## The data
################

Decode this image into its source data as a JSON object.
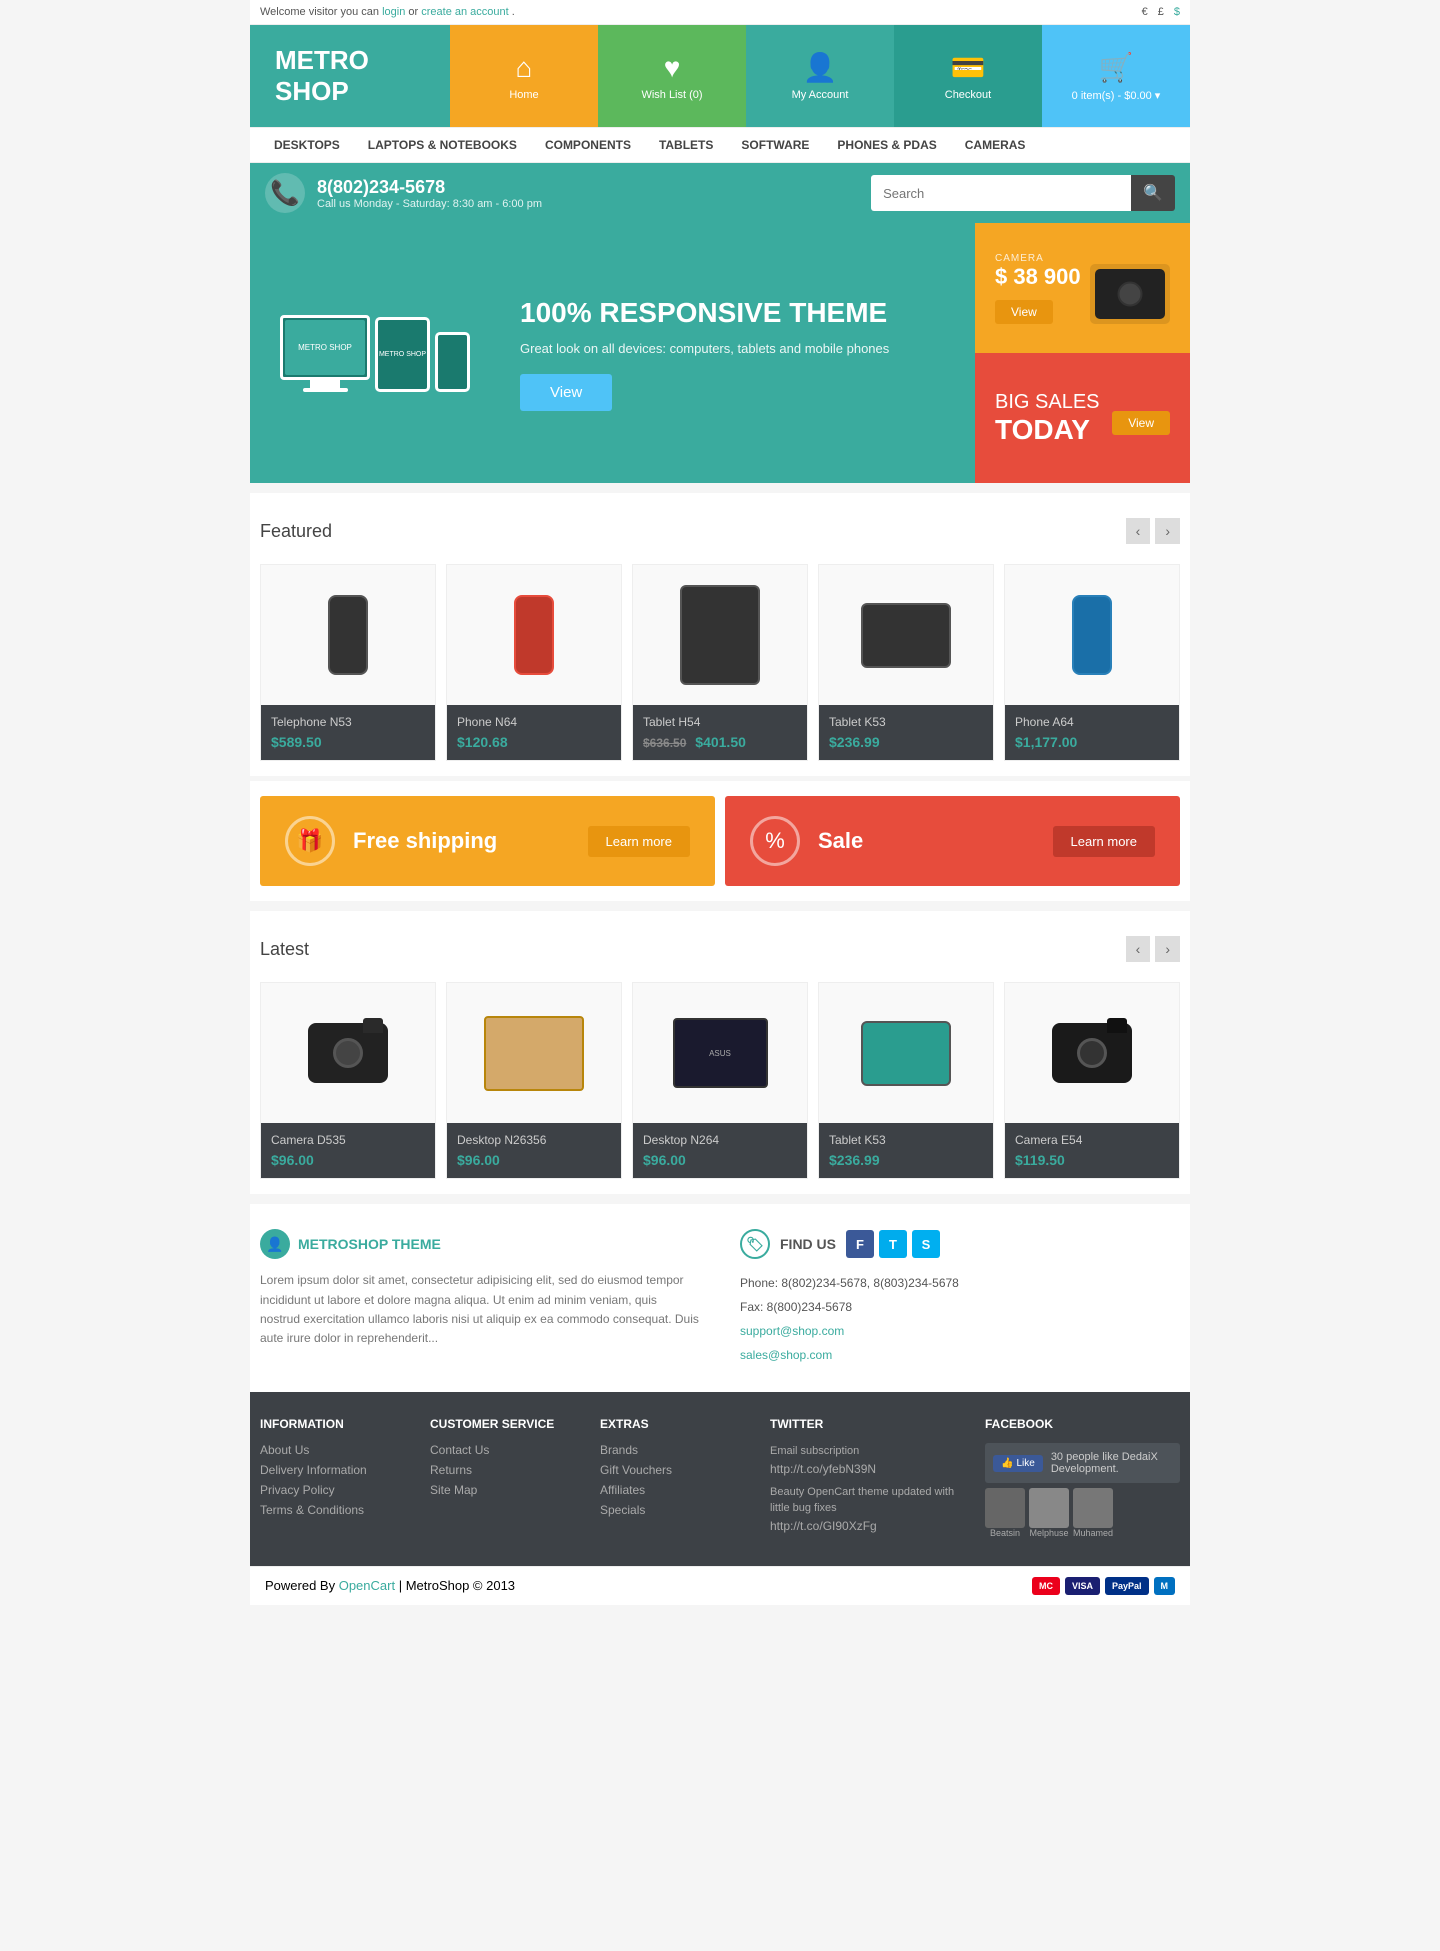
{
  "topbar": {
    "welcome_text": "Welcome visitor you can",
    "login_text": "login",
    "or_text": "or",
    "register_text": "create an account",
    "end_text": ".",
    "currency_euro": "€",
    "currency_pound": "£",
    "currency_dollar": "$"
  },
  "header": {
    "logo_line1": "METRO",
    "logo_line2": "SHOP",
    "nav_home": "Home",
    "nav_wishlist": "Wish List (0)",
    "nav_account": "My Account",
    "nav_checkout": "Checkout",
    "nav_cart": "0 item(s) - $0.00 ▾"
  },
  "mainnav": {
    "items": [
      "DESKTOPS",
      "LAPTOPS & NOTEBOOKS",
      "COMPONENTS",
      "TABLETS",
      "SOFTWARE",
      "PHONES & PDAS",
      "CAMERAS"
    ]
  },
  "searchbar": {
    "phone": "8(802)234-5678",
    "hours": "Call us Monday - Saturday: 8:30 am - 6:00 pm",
    "search_placeholder": "Search"
  },
  "hero": {
    "headline": "100% RESPONSIVE THEME",
    "subtext": "Great look on all devices: computers, tablets and mobile phones",
    "view_btn": "View",
    "camera_label": "CAMERA",
    "camera_price": "$ 38 900",
    "camera_view_btn": "View",
    "sale_line1": "BIG SALES",
    "sale_line2": "TODAY",
    "sale_view_btn": "View"
  },
  "featured": {
    "title": "Featured",
    "prev": "‹",
    "next": "›",
    "products": [
      {
        "name": "Telephone N53",
        "price": "$589.50",
        "old_price": ""
      },
      {
        "name": "Phone N64",
        "price": "$120.68",
        "old_price": ""
      },
      {
        "name": "Tablet H54",
        "price": "$401.50",
        "old_price": "$636.50"
      },
      {
        "name": "Tablet K53",
        "price": "$236.99",
        "old_price": ""
      },
      {
        "name": "Phone A64",
        "price": "$1,177.00",
        "old_price": ""
      }
    ]
  },
  "promo": {
    "shipping_text": "Free shipping",
    "shipping_btn": "Learn more",
    "sale_text": "Sale",
    "sale_btn": "Learn more"
  },
  "latest": {
    "title": "Latest",
    "prev": "‹",
    "next": "›",
    "products": [
      {
        "name": "Camera D535",
        "price": "$96.00",
        "old_price": ""
      },
      {
        "name": "Desktop N26356",
        "price": "$96.00",
        "old_price": ""
      },
      {
        "name": "Desktop N264",
        "price": "$96.00",
        "old_price": ""
      },
      {
        "name": "Tablet K53",
        "price": "$236.99",
        "old_price": ""
      },
      {
        "name": "Camera E54",
        "price": "$119.50",
        "old_price": ""
      }
    ]
  },
  "footer_info": {
    "brand_icon": "👤",
    "brand_title": "METROSHOP THEME",
    "brand_text": "Lorem ipsum dolor sit amet, consectetur adipisicing elit, sed do eiusmod tempor incididunt ut labore et dolore magna aliqua. Ut enim ad minim veniam, quis nostrud exercitation ullamco laboris nisi ut aliquip ex ea commodo consequat. Duis aute irure dolor in reprehenderit...",
    "find_us_title": "FIND US",
    "phone": "Phone: 8(802)234-5678, 8(803)234-5678",
    "fax": "Fax: 8(800)234-5678",
    "email1": "support@shop.com",
    "email2": "sales@shop.com"
  },
  "footer_columns": {
    "info_title": "INFORMATION",
    "info_links": [
      "About Us",
      "Delivery Information",
      "Privacy Policy",
      "Terms & Conditions"
    ],
    "service_title": "CUSTOMER SERVICE",
    "service_links": [
      "Contact Us",
      "Returns",
      "Site Map"
    ],
    "extras_title": "EXTRAS",
    "extras_links": [
      "Brands",
      "Gift Vouchers",
      "Affiliates",
      "Specials"
    ],
    "twitter_title": "TWITTER",
    "twitter_sub": "Email subscription",
    "twitter_link1": "http://t.co/yfebN39N",
    "twitter_text": "Beauty OpenCart theme updated with little bug fixes",
    "twitter_link2": "http://t.co/GI90XzFg",
    "facebook_title": "FACEBOOK",
    "fb_like_text": "Like",
    "fb_user": "30 people like DedaiX Development.",
    "fb_name1": "Beatsin",
    "fb_name2": "Melphuse",
    "fb_name3": "Muhamed"
  },
  "very_bottom": {
    "powered_by": "Powered By",
    "opencart": "OpenCart",
    "copyright": "MetroShop © 2013",
    "payments": [
      "MasterCard",
      "VISA",
      "PayPal",
      "Maestro"
    ]
  }
}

################

Print every entry above again without changing a word, and omit the pictures.

## Exercise solution
Decode this image into its source data as a JSON object.
{
  "topbar": {
    "welcome_text": "Welcome visitor you can",
    "login_text": "login",
    "or_text": "or",
    "register_text": "create an account",
    "end_text": ".",
    "currency_euro": "€",
    "currency_pound": "£",
    "currency_dollar": "$"
  },
  "header": {
    "logo_line1": "METRO",
    "logo_line2": "SHOP",
    "nav_home": "Home",
    "nav_wishlist": "Wish List (0)",
    "nav_account": "My Account",
    "nav_checkout": "Checkout",
    "nav_cart": "0 item(s) - $0.00 ▾"
  },
  "mainnav": {
    "items": [
      "DESKTOPS",
      "LAPTOPS & NOTEBOOKS",
      "COMPONENTS",
      "TABLETS",
      "SOFTWARE",
      "PHONES & PDAS",
      "CAMERAS"
    ]
  },
  "searchbar": {
    "phone": "8(802)234-5678",
    "hours": "Call us Monday - Saturday: 8:30 am - 6:00 pm",
    "search_placeholder": "Search"
  },
  "hero": {
    "headline": "100% RESPONSIVE THEME",
    "subtext": "Great look on all devices: computers, tablets and mobile phones",
    "view_btn": "View",
    "camera_label": "CAMERA",
    "camera_price": "$ 38 900",
    "camera_view_btn": "View",
    "sale_line1": "BIG SALES",
    "sale_line2": "TODAY",
    "sale_view_btn": "View"
  },
  "featured": {
    "title": "Featured",
    "prev": "‹",
    "next": "›",
    "products": [
      {
        "name": "Telephone N53",
        "price": "$589.50",
        "old_price": ""
      },
      {
        "name": "Phone N64",
        "price": "$120.68",
        "old_price": ""
      },
      {
        "name": "Tablet H54",
        "price": "$401.50",
        "old_price": "$636.50"
      },
      {
        "name": "Tablet K53",
        "price": "$236.99",
        "old_price": ""
      },
      {
        "name": "Phone A64",
        "price": "$1,177.00",
        "old_price": ""
      }
    ]
  },
  "promo": {
    "shipping_text": "Free shipping",
    "shipping_btn": "Learn more",
    "sale_text": "Sale",
    "sale_btn": "Learn more"
  },
  "latest": {
    "title": "Latest",
    "prev": "‹",
    "next": "›",
    "products": [
      {
        "name": "Camera D535",
        "price": "$96.00",
        "old_price": ""
      },
      {
        "name": "Desktop N26356",
        "price": "$96.00",
        "old_price": ""
      },
      {
        "name": "Desktop N264",
        "price": "$96.00",
        "old_price": ""
      },
      {
        "name": "Tablet K53",
        "price": "$236.99",
        "old_price": ""
      },
      {
        "name": "Camera E54",
        "price": "$119.50",
        "old_price": ""
      }
    ]
  },
  "footer_info": {
    "brand_icon": "👤",
    "brand_title": "METROSHOP THEME",
    "brand_text": "Lorem ipsum dolor sit amet, consectetur adipisicing elit, sed do eiusmod tempor incididunt ut labore et dolore magna aliqua. Ut enim ad minim veniam, quis nostrud exercitation ullamco laboris nisi ut aliquip ex ea commodo consequat. Duis aute irure dolor in reprehenderit...",
    "find_us_title": "FIND US",
    "phone": "Phone: 8(802)234-5678, 8(803)234-5678",
    "fax": "Fax: 8(800)234-5678",
    "email1": "support@shop.com",
    "email2": "sales@shop.com"
  },
  "footer_columns": {
    "info_title": "INFORMATION",
    "info_links": [
      "About Us",
      "Delivery Information",
      "Privacy Policy",
      "Terms & Conditions"
    ],
    "service_title": "CUSTOMER SERVICE",
    "service_links": [
      "Contact Us",
      "Returns",
      "Site Map"
    ],
    "extras_title": "EXTRAS",
    "extras_links": [
      "Brands",
      "Gift Vouchers",
      "Affiliates",
      "Specials"
    ],
    "twitter_title": "TWITTER",
    "twitter_sub": "Email subscription",
    "twitter_link1": "http://t.co/yfebN39N",
    "twitter_text": "Beauty OpenCart theme updated with little bug fixes",
    "twitter_link2": "http://t.co/GI90XzFg",
    "facebook_title": "FACEBOOK",
    "fb_like_text": "Like",
    "fb_user": "30 people like DedaiX Development.",
    "fb_name1": "Beatsin",
    "fb_name2": "Melphuse",
    "fb_name3": "Muhamed"
  },
  "very_bottom": {
    "powered_by": "Powered By",
    "opencart": "OpenCart",
    "copyright": "MetroShop © 2013",
    "payments": [
      "MasterCard",
      "VISA",
      "PayPal",
      "Maestro"
    ]
  }
}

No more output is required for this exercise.